── AVAILABLE DATA ──

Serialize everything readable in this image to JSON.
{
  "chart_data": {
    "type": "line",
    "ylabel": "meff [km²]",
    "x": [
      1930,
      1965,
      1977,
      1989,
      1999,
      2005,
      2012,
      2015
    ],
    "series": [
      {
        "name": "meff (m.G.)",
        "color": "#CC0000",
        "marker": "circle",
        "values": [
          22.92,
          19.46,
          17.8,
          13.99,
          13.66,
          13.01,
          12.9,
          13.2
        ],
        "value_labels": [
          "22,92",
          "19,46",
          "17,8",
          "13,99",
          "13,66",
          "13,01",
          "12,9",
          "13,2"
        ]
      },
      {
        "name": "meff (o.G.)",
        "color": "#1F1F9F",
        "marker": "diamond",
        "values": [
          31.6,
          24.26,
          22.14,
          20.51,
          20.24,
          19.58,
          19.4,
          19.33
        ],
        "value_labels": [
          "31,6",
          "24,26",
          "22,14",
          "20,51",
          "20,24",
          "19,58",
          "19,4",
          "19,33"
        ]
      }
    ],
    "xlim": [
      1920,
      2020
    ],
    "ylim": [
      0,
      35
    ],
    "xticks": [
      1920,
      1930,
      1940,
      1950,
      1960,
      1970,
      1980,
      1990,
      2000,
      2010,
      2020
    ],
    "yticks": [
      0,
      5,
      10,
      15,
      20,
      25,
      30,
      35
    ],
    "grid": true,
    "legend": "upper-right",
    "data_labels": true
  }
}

───

Every line above needs to be retyped exactly.

EXERCISE OUTPUT »
Serialize everything readable in this image to JSON.
{
  "chart_data": {
    "type": "line",
    "ylabel": "meff [km²]",
    "x": [
      1930,
      1965,
      1977,
      1989,
      1999,
      2005,
      2012,
      2015
    ],
    "series": [
      {
        "name": "meff (m.G.)",
        "color": "#CC0000",
        "marker": "circle",
        "values": [
          22.92,
          19.46,
          17.8,
          13.99,
          13.66,
          13.01,
          12.9,
          13.2
        ],
        "value_labels": [
          "22,92",
          "19,46",
          "17,8",
          "13,99",
          "13,66",
          "13,01",
          "12,9",
          "13,2"
        ]
      },
      {
        "name": "meff (o.G.)",
        "color": "#1F1F9F",
        "marker": "diamond",
        "values": [
          31.6,
          24.26,
          22.14,
          20.51,
          20.24,
          19.58,
          19.4,
          19.33
        ],
        "value_labels": [
          "31,6",
          "24,26",
          "22,14",
          "20,51",
          "20,24",
          "19,58",
          "19,4",
          "19,33"
        ]
      }
    ],
    "xlim": [
      1920,
      2020
    ],
    "ylim": [
      0,
      35
    ],
    "xticks": [
      1920,
      1930,
      1940,
      1950,
      1960,
      1970,
      1980,
      1990,
      2000,
      2010,
      2020
    ],
    "yticks": [
      0,
      5,
      10,
      15,
      20,
      25,
      30,
      35
    ],
    "grid": true,
    "legend": "upper-right",
    "data_labels": true
  }
}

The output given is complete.